- WHAT IS ASKED -
The material below should be written out in full and exactly; pictures stay out of the copy.

— Begin —

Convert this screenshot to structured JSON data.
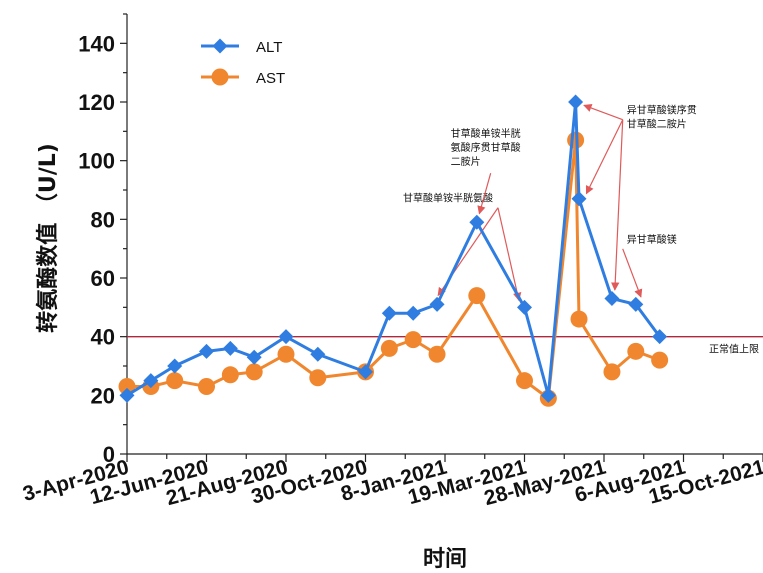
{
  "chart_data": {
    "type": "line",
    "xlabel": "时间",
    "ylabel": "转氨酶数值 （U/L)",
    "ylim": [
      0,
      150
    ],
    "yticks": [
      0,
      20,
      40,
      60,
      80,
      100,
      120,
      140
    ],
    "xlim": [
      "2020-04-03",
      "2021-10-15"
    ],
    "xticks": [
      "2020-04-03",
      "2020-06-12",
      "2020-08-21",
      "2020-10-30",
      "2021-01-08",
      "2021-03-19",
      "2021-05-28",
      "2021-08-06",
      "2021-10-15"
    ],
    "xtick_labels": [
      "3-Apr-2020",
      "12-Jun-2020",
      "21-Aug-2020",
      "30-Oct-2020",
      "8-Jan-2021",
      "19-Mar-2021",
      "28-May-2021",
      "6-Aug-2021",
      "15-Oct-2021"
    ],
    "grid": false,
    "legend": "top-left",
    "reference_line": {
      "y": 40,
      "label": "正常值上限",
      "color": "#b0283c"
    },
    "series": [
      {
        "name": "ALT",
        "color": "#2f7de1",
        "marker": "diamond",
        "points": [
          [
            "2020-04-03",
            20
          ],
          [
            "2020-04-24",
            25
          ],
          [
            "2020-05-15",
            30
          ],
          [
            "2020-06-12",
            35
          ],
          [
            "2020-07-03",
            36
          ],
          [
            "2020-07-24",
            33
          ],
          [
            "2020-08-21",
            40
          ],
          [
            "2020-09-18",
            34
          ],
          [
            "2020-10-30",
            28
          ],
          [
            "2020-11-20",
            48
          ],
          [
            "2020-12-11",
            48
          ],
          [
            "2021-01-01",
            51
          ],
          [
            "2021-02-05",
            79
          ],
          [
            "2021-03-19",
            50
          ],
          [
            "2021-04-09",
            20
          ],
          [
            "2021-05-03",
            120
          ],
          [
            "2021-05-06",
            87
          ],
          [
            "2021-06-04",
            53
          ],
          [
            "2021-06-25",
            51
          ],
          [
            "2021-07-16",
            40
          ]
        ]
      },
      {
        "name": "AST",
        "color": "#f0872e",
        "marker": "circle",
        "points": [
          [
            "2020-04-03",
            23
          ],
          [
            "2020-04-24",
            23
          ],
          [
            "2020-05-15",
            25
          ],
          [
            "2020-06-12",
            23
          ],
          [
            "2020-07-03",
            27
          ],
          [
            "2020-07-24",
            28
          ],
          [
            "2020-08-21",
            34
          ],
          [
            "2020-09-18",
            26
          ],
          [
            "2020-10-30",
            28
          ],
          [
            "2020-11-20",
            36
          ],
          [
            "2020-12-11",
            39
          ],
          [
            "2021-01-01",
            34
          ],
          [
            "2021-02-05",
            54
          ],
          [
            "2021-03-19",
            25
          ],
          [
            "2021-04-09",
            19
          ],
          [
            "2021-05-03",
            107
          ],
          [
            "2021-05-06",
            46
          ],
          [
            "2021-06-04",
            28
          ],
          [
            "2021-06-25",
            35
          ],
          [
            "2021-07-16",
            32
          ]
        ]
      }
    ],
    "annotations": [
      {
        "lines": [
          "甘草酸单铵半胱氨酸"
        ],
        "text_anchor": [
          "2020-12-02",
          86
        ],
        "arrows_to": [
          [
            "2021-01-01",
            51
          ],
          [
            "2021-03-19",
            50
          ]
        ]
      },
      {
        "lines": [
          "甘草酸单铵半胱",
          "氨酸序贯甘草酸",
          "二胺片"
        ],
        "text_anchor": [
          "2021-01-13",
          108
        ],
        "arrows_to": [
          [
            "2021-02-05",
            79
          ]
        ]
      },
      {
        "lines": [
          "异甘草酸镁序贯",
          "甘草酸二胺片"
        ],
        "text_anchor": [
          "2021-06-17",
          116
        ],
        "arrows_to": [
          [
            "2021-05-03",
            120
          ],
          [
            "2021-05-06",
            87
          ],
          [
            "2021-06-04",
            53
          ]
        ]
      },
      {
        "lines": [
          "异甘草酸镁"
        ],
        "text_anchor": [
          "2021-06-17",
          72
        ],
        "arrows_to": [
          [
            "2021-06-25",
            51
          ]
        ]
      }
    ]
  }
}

— End —

- RESULT FOR THIS EXERCISE -
Convert this screenshot to structured JSON data.
{
  "chart_data": {
    "type": "line",
    "xlabel": "时间",
    "ylabel": "转氨酶数值 （U/L)",
    "ylim": [
      0,
      150
    ],
    "yticks": [
      0,
      20,
      40,
      60,
      80,
      100,
      120,
      140
    ],
    "xlim": [
      "2020-04-03",
      "2021-10-15"
    ],
    "xticks": [
      "2020-04-03",
      "2020-06-12",
      "2020-08-21",
      "2020-10-30",
      "2021-01-08",
      "2021-03-19",
      "2021-05-28",
      "2021-08-06",
      "2021-10-15"
    ],
    "xtick_labels": [
      "3-Apr-2020",
      "12-Jun-2020",
      "21-Aug-2020",
      "30-Oct-2020",
      "8-Jan-2021",
      "19-Mar-2021",
      "28-May-2021",
      "6-Aug-2021",
      "15-Oct-2021"
    ],
    "grid": false,
    "legend": "top-left",
    "reference_line": {
      "y": 40,
      "label": "正常值上限",
      "color": "#b0283c"
    },
    "series": [
      {
        "name": "ALT",
        "color": "#2f7de1",
        "marker": "diamond",
        "points": [
          [
            "2020-04-03",
            20
          ],
          [
            "2020-04-24",
            25
          ],
          [
            "2020-05-15",
            30
          ],
          [
            "2020-06-12",
            35
          ],
          [
            "2020-07-03",
            36
          ],
          [
            "2020-07-24",
            33
          ],
          [
            "2020-08-21",
            40
          ],
          [
            "2020-09-18",
            34
          ],
          [
            "2020-10-30",
            28
          ],
          [
            "2020-11-20",
            48
          ],
          [
            "2020-12-11",
            48
          ],
          [
            "2021-01-01",
            51
          ],
          [
            "2021-02-05",
            79
          ],
          [
            "2021-03-19",
            50
          ],
          [
            "2021-04-09",
            20
          ],
          [
            "2021-05-03",
            120
          ],
          [
            "2021-05-06",
            87
          ],
          [
            "2021-06-04",
            53
          ],
          [
            "2021-06-25",
            51
          ],
          [
            "2021-07-16",
            40
          ]
        ]
      },
      {
        "name": "AST",
        "color": "#f0872e",
        "marker": "circle",
        "points": [
          [
            "2020-04-03",
            23
          ],
          [
            "2020-04-24",
            23
          ],
          [
            "2020-05-15",
            25
          ],
          [
            "2020-06-12",
            23
          ],
          [
            "2020-07-03",
            27
          ],
          [
            "2020-07-24",
            28
          ],
          [
            "2020-08-21",
            34
          ],
          [
            "2020-09-18",
            26
          ],
          [
            "2020-10-30",
            28
          ],
          [
            "2020-11-20",
            36
          ],
          [
            "2020-12-11",
            39
          ],
          [
            "2021-01-01",
            34
          ],
          [
            "2021-02-05",
            54
          ],
          [
            "2021-03-19",
            25
          ],
          [
            "2021-04-09",
            19
          ],
          [
            "2021-05-03",
            107
          ],
          [
            "2021-05-06",
            46
          ],
          [
            "2021-06-04",
            28
          ],
          [
            "2021-06-25",
            35
          ],
          [
            "2021-07-16",
            32
          ]
        ]
      }
    ],
    "annotations": [
      {
        "lines": [
          "甘草酸单铵半胱氨酸"
        ],
        "text_anchor": [
          "2020-12-02",
          86
        ],
        "arrows_to": [
          [
            "2021-01-01",
            51
          ],
          [
            "2021-03-19",
            50
          ]
        ]
      },
      {
        "lines": [
          "甘草酸单铵半胱",
          "氨酸序贯甘草酸",
          "二胺片"
        ],
        "text_anchor": [
          "2021-01-13",
          108
        ],
        "arrows_to": [
          [
            "2021-02-05",
            79
          ]
        ]
      },
      {
        "lines": [
          "异甘草酸镁序贯",
          "甘草酸二胺片"
        ],
        "text_anchor": [
          "2021-06-17",
          116
        ],
        "arrows_to": [
          [
            "2021-05-03",
            120
          ],
          [
            "2021-05-06",
            87
          ],
          [
            "2021-06-04",
            53
          ]
        ]
      },
      {
        "lines": [
          "异甘草酸镁"
        ],
        "text_anchor": [
          "2021-06-17",
          72
        ],
        "arrows_to": [
          [
            "2021-06-25",
            51
          ]
        ]
      }
    ]
  }
}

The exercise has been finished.